### Goal
In the records below, pick out all lines containing the word "ukończenia".

>>>>>

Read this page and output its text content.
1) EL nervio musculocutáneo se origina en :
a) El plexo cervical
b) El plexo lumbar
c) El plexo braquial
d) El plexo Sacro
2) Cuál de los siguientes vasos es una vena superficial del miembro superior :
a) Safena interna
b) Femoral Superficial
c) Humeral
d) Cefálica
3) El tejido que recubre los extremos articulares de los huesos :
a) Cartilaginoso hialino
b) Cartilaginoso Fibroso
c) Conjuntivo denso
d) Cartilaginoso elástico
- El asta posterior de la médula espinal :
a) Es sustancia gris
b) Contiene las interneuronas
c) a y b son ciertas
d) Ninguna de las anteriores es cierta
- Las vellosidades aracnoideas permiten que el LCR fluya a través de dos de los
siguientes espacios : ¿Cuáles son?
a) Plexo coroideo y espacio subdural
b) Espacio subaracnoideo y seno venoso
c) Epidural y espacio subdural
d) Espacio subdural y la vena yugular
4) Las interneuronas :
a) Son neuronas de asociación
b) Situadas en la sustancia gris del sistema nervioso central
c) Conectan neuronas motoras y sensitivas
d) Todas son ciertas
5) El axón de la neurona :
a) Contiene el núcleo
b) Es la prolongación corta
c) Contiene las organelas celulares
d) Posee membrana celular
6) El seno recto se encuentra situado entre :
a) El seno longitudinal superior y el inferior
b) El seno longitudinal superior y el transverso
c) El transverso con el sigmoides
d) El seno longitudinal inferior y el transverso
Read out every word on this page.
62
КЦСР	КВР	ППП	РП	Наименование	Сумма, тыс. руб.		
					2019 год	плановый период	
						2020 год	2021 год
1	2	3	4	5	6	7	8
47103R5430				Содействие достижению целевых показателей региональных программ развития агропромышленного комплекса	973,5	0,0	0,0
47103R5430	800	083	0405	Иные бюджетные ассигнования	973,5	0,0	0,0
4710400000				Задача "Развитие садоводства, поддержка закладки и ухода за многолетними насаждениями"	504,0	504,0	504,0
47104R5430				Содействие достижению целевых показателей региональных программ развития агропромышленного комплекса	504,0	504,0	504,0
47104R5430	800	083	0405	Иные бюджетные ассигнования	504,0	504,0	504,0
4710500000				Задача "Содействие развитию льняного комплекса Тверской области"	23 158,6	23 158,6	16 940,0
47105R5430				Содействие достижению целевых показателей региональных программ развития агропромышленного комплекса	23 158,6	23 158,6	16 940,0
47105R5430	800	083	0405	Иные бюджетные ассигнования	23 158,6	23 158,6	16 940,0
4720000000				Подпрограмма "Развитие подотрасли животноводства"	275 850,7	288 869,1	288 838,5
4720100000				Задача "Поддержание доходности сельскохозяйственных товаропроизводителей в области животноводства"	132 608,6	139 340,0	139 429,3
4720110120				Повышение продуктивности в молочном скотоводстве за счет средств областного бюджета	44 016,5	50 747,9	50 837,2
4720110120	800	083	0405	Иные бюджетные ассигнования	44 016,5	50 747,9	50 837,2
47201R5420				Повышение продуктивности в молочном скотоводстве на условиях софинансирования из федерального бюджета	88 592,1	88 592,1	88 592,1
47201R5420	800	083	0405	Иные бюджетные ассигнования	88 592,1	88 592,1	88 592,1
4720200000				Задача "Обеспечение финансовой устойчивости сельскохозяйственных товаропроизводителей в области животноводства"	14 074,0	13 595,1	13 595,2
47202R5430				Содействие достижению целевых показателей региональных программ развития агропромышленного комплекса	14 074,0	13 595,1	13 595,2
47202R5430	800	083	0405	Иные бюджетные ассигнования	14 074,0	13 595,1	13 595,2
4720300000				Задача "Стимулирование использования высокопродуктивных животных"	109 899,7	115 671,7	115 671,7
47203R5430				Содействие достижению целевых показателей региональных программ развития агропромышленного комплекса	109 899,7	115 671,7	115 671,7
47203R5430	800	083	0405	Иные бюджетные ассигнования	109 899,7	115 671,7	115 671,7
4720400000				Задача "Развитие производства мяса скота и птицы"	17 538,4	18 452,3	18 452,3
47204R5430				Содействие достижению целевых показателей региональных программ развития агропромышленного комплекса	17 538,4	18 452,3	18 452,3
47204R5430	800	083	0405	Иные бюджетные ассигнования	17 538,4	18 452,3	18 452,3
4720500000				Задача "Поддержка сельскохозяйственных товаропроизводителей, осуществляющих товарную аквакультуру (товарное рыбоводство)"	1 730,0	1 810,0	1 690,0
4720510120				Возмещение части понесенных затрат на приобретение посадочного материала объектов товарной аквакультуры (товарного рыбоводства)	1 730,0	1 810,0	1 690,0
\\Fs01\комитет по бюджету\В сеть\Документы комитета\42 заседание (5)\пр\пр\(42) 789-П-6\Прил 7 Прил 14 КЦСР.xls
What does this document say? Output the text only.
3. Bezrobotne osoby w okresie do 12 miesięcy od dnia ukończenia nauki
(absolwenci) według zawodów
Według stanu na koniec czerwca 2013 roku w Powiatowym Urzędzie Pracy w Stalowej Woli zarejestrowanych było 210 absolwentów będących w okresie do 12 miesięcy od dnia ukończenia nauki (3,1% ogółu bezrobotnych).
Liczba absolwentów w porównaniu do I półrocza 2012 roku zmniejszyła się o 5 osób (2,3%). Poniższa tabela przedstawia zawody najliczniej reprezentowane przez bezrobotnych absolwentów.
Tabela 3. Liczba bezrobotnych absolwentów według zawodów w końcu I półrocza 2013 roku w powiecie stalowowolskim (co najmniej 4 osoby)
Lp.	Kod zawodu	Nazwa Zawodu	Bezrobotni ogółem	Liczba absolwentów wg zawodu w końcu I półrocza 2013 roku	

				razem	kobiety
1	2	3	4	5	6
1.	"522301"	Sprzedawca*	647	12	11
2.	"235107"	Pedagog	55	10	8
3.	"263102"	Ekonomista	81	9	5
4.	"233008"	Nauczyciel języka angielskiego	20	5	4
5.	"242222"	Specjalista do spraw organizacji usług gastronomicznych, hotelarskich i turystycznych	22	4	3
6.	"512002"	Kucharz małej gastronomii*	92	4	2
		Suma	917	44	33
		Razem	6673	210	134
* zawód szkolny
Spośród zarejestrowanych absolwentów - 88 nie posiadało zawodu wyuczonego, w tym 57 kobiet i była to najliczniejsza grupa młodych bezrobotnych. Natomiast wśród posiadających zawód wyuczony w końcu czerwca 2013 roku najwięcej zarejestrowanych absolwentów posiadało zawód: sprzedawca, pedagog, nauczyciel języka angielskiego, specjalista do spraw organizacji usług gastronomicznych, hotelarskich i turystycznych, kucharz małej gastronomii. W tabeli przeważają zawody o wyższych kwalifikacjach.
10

<<<<<

### Solution for this problem
3. Bezrobotne osoby w okresie do 12 miesięcy od dnia ukończenia nauki
Według stanu na koniec czerwca 2013 roku w Powiatowym Urzędzie Pracy w Stalowej Woli zarejestrowanych było 210 absolwentów będących w okresie do 12 miesięcy od dnia ukończenia nauki (3,1% ogółu bezrobotnych).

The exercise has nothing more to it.